▶ [Exercise task]: Rewrite only the listing lines from the one containing "Bar (82, 440, 620, 465)" through the one containing "Text: 11th Grade: 11th", changing "Grade" to "Level" everywhere in them and leaving everything else as is.

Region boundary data

....

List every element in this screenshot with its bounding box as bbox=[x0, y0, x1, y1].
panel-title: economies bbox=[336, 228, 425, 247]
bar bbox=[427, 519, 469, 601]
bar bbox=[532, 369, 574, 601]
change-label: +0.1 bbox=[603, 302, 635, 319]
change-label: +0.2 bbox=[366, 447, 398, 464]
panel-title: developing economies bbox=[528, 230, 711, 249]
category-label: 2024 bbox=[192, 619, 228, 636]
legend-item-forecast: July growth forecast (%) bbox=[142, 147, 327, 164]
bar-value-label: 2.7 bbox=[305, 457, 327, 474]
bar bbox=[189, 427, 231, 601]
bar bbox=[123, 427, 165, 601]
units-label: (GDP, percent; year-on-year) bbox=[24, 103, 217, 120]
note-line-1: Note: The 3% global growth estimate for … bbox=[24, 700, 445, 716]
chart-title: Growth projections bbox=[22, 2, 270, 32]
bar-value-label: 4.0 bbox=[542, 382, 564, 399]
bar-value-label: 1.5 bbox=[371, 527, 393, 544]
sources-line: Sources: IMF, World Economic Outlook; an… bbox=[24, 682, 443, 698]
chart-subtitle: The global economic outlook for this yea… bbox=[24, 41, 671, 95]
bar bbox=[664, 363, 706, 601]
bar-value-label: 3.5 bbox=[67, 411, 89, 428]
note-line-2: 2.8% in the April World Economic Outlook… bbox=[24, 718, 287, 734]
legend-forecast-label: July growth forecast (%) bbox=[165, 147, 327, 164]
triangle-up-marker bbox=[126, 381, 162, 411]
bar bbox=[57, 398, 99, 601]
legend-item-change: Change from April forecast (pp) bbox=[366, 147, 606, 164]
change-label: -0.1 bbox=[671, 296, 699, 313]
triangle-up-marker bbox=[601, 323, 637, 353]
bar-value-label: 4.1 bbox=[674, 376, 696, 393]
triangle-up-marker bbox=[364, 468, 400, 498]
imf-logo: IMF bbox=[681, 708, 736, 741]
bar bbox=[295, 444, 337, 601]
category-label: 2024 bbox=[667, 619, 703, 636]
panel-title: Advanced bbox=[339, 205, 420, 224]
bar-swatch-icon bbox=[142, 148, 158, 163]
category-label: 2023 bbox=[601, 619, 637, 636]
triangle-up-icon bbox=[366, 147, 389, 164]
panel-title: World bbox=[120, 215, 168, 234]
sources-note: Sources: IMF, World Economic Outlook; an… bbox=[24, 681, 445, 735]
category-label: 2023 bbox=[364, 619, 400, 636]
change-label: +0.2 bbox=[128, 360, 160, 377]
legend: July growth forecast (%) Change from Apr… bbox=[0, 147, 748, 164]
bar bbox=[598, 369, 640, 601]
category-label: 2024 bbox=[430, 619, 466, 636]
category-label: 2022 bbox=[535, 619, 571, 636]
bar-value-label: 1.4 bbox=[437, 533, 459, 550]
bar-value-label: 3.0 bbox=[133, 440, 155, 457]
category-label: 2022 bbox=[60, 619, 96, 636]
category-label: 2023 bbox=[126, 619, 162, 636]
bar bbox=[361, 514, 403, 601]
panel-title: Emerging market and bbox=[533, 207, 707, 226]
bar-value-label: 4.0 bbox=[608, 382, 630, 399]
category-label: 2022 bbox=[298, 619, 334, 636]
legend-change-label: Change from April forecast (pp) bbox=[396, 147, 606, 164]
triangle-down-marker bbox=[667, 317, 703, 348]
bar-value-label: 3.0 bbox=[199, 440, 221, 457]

....

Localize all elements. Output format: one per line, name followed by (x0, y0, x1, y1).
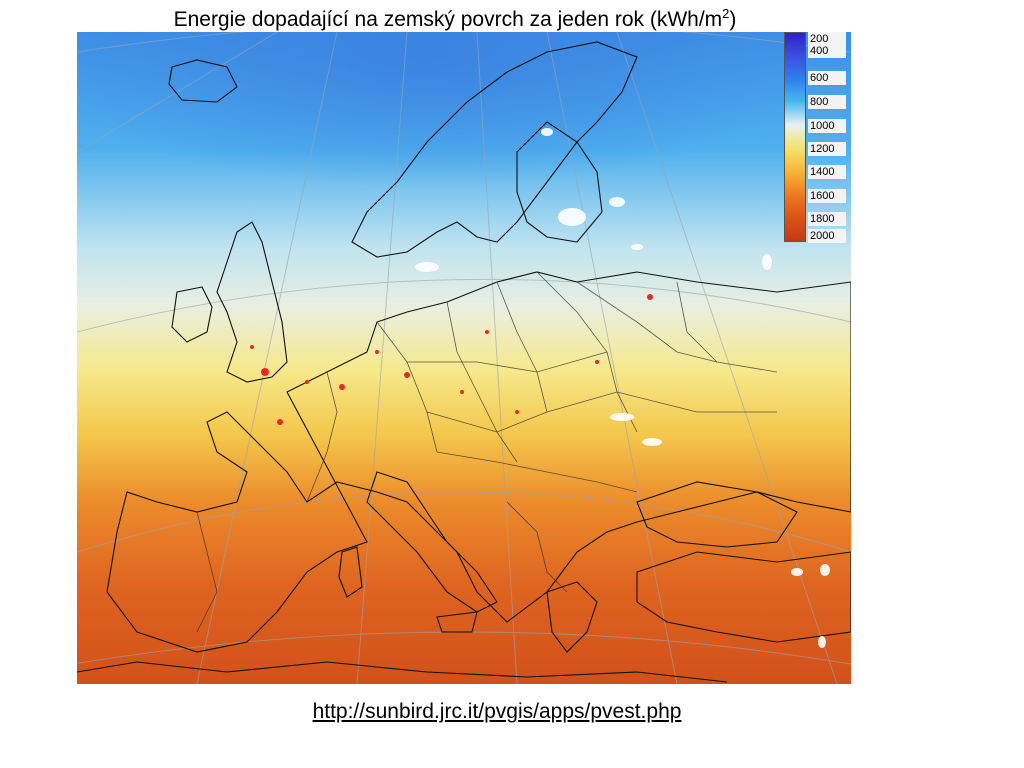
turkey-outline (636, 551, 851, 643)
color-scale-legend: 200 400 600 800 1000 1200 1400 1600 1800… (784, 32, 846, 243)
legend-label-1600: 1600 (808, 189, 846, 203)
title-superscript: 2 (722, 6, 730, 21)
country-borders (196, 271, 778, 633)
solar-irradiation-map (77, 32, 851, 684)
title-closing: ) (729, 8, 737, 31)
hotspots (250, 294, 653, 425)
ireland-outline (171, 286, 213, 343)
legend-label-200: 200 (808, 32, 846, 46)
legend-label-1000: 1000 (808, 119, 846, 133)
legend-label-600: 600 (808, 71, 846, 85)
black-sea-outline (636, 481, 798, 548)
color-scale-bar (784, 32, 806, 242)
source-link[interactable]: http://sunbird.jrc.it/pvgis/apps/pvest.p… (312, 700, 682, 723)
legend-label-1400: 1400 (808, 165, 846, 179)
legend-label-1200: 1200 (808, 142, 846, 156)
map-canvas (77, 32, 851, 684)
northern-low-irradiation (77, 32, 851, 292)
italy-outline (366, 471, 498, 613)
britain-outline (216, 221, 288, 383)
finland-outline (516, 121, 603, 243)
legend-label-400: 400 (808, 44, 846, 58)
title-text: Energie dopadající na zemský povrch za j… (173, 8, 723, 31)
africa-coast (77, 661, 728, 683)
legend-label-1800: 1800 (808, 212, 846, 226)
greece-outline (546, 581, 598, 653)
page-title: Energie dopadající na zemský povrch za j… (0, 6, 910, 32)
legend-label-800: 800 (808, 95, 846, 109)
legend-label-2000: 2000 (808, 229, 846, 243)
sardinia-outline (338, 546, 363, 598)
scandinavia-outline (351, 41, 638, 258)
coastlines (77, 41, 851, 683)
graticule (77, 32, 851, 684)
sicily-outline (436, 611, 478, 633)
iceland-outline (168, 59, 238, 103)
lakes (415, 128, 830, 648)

....

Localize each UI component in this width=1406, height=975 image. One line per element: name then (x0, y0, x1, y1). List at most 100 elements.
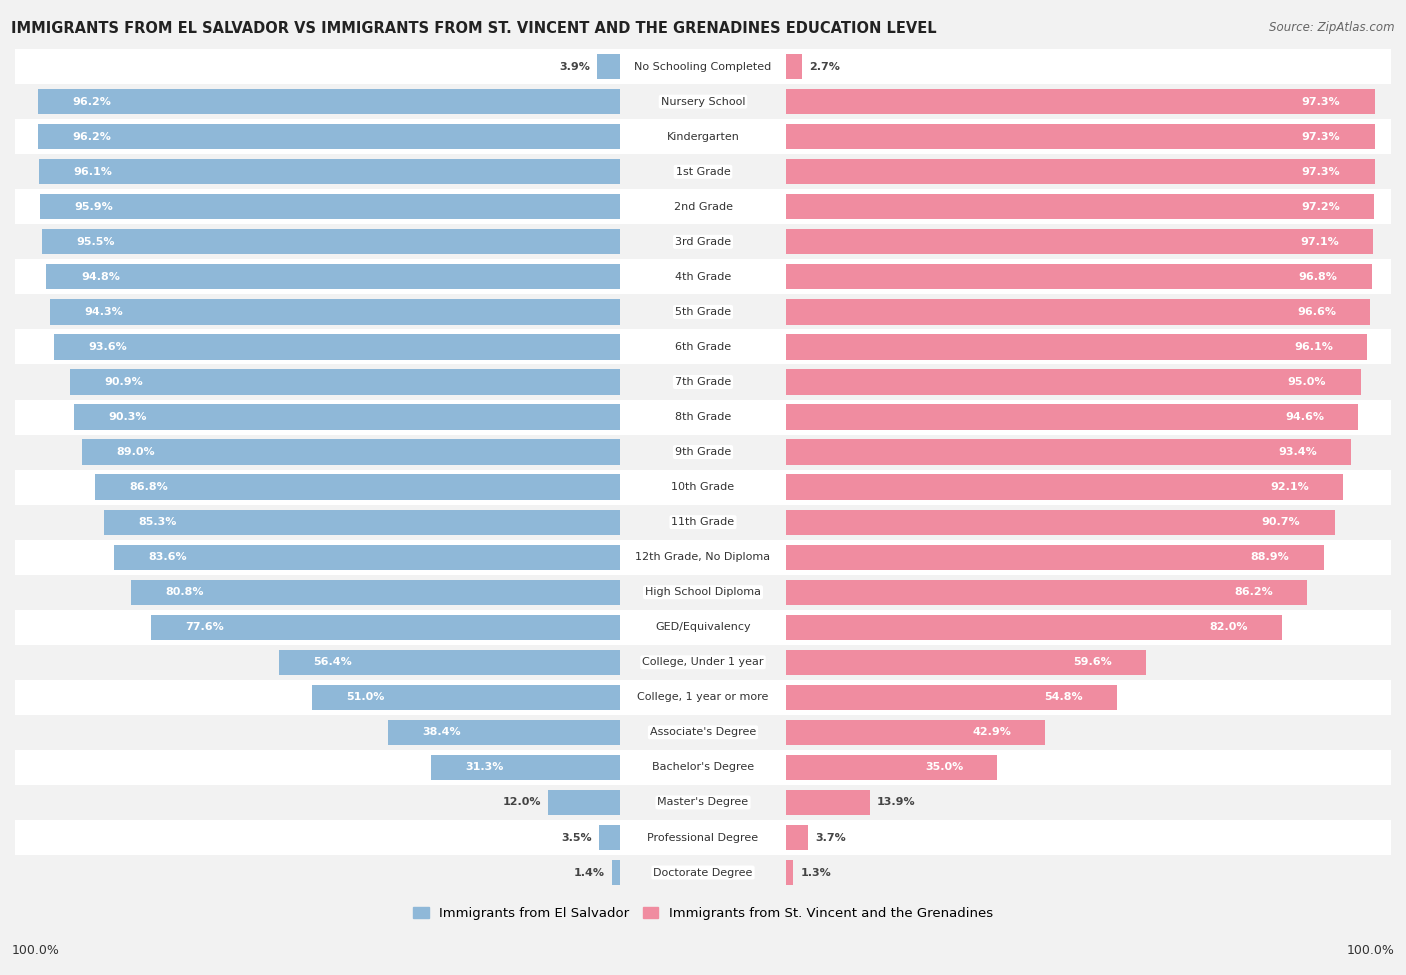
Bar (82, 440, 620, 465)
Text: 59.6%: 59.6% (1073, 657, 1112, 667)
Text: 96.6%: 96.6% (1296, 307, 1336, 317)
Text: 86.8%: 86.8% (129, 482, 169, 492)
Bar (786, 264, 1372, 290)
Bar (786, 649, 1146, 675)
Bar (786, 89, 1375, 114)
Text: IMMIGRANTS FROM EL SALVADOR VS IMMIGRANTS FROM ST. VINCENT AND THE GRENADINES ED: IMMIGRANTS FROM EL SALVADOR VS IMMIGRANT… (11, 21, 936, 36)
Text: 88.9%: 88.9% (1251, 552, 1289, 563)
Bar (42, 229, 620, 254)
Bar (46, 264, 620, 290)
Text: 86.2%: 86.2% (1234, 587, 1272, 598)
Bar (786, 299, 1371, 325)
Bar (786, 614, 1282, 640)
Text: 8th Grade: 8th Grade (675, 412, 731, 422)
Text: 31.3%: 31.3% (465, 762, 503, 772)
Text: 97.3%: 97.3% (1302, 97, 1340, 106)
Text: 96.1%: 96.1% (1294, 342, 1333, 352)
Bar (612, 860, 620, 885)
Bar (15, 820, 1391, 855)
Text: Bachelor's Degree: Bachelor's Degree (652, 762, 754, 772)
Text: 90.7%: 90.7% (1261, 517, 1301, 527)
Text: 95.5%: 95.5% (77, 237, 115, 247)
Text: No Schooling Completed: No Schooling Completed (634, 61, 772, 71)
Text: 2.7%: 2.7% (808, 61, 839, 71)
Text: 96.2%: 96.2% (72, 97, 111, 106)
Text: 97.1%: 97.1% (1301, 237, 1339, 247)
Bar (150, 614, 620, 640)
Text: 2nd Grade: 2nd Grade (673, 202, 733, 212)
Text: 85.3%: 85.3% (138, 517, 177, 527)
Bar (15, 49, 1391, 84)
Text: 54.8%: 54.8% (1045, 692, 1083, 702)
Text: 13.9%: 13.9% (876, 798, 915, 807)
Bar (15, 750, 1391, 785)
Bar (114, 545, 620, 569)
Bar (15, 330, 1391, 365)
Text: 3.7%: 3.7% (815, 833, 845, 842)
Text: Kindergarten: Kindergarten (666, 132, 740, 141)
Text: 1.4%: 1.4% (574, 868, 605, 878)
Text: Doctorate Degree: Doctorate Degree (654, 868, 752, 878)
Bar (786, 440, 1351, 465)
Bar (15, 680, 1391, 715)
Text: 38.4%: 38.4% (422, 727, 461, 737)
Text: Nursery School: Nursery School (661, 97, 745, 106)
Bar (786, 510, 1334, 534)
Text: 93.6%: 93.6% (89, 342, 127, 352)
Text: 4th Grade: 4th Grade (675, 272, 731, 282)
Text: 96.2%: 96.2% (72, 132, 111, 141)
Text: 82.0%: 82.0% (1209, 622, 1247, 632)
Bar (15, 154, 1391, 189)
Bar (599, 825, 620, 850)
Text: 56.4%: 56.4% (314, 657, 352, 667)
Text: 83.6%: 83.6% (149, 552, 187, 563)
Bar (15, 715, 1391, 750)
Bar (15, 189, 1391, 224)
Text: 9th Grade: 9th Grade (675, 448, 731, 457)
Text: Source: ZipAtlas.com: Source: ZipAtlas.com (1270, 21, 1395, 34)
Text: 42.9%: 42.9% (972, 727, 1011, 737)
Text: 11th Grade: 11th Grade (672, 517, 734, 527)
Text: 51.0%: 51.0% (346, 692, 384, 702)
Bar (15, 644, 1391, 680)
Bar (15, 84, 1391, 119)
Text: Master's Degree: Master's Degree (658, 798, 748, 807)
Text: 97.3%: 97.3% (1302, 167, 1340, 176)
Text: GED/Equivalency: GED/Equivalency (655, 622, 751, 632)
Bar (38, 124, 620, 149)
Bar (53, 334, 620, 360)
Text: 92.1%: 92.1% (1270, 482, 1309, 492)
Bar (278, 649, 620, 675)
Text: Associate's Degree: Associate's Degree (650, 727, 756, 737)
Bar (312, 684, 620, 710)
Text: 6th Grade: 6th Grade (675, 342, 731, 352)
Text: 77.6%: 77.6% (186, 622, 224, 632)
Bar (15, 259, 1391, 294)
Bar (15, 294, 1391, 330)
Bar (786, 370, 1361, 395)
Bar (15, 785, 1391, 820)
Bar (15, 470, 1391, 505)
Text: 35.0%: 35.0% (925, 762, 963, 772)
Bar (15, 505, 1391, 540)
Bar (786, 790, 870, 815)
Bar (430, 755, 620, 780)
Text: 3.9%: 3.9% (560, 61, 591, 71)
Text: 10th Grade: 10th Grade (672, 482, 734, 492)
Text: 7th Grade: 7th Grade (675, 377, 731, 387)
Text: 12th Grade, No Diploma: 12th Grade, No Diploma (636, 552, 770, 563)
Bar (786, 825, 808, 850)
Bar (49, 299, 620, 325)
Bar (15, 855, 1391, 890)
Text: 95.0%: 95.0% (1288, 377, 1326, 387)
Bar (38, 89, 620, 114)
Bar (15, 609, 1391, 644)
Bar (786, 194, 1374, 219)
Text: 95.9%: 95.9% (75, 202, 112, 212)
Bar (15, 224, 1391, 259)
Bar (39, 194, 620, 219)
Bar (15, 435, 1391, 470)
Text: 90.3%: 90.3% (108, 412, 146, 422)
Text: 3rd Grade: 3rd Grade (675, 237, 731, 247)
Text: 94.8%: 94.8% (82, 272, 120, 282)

....

▶ [Result of this exercise]:
Bar (82, 440, 620, 465)
Text: 59.6%: 59.6% (1073, 657, 1112, 667)
Text: 96.6%: 96.6% (1296, 307, 1336, 317)
Text: 86.8%: 86.8% (129, 482, 169, 492)
Bar (786, 264, 1372, 290)
Bar (786, 649, 1146, 675)
Bar (786, 89, 1375, 114)
Text: IMMIGRANTS FROM EL SALVADOR VS IMMIGRANTS FROM ST. VINCENT AND THE GRENADINES ED: IMMIGRANTS FROM EL SALVADOR VS IMMIGRANT… (11, 21, 936, 36)
Text: 88.9%: 88.9% (1251, 552, 1289, 563)
Bar (42, 229, 620, 254)
Bar (46, 264, 620, 290)
Text: 86.2%: 86.2% (1234, 587, 1272, 598)
Bar (786, 299, 1371, 325)
Bar (786, 614, 1282, 640)
Text: 8th Level: 8th Level (675, 412, 731, 422)
Text: 31.3%: 31.3% (465, 762, 503, 772)
Text: 97.3%: 97.3% (1302, 97, 1340, 106)
Text: 96.1%: 96.1% (1294, 342, 1333, 352)
Bar (612, 860, 620, 885)
Bar (15, 820, 1391, 855)
Text: Bachelor's Degree: Bachelor's Degree (652, 762, 754, 772)
Text: 90.7%: 90.7% (1261, 517, 1301, 527)
Text: 95.5%: 95.5% (77, 237, 115, 247)
Text: No Schooling Completed: No Schooling Completed (634, 61, 772, 71)
Text: 2.7%: 2.7% (808, 61, 839, 71)
Text: 96.2%: 96.2% (72, 97, 111, 106)
Text: 97.1%: 97.1% (1301, 237, 1339, 247)
Bar (150, 614, 620, 640)
Text: 2nd Level: 2nd Level (673, 202, 733, 212)
Text: 85.3%: 85.3% (138, 517, 177, 527)
Bar (15, 49, 1391, 84)
Text: 54.8%: 54.8% (1045, 692, 1083, 702)
Text: 13.9%: 13.9% (876, 798, 915, 807)
Bar (15, 750, 1391, 785)
Bar (114, 545, 620, 569)
Bar (15, 330, 1391, 365)
Text: 3.7%: 3.7% (815, 833, 845, 842)
Text: Kindergarten: Kindergarten (666, 132, 740, 141)
Text: 1.4%: 1.4% (574, 868, 605, 878)
Text: Doctorate Degree: Doctorate Degree (654, 868, 752, 878)
Bar (786, 440, 1351, 465)
Bar (15, 680, 1391, 715)
Text: 38.4%: 38.4% (422, 727, 461, 737)
Text: Nursery School: Nursery School (661, 97, 745, 106)
Bar (786, 510, 1334, 534)
Text: 93.6%: 93.6% (89, 342, 127, 352)
Text: 4th Level: 4th Level (675, 272, 731, 282)
Text: 96.2%: 96.2% (72, 132, 111, 141)
Text: 82.0%: 82.0% (1209, 622, 1247, 632)
Bar (15, 154, 1391, 189)
Bar (599, 825, 620, 850)
Text: 56.4%: 56.4% (314, 657, 352, 667)
Text: 83.6%: 83.6% (149, 552, 187, 563)
Bar (15, 715, 1391, 750)
Bar (15, 189, 1391, 224)
Text: 9th Level: 9th Level (675, 448, 731, 457)
Text: Source: ZipAtlas.com: Source: ZipAtlas.com (1270, 21, 1395, 34)
Text: 42.9%: 42.9% (972, 727, 1011, 737)
Text: 11th Level: 11th Level (672, 517, 734, 527)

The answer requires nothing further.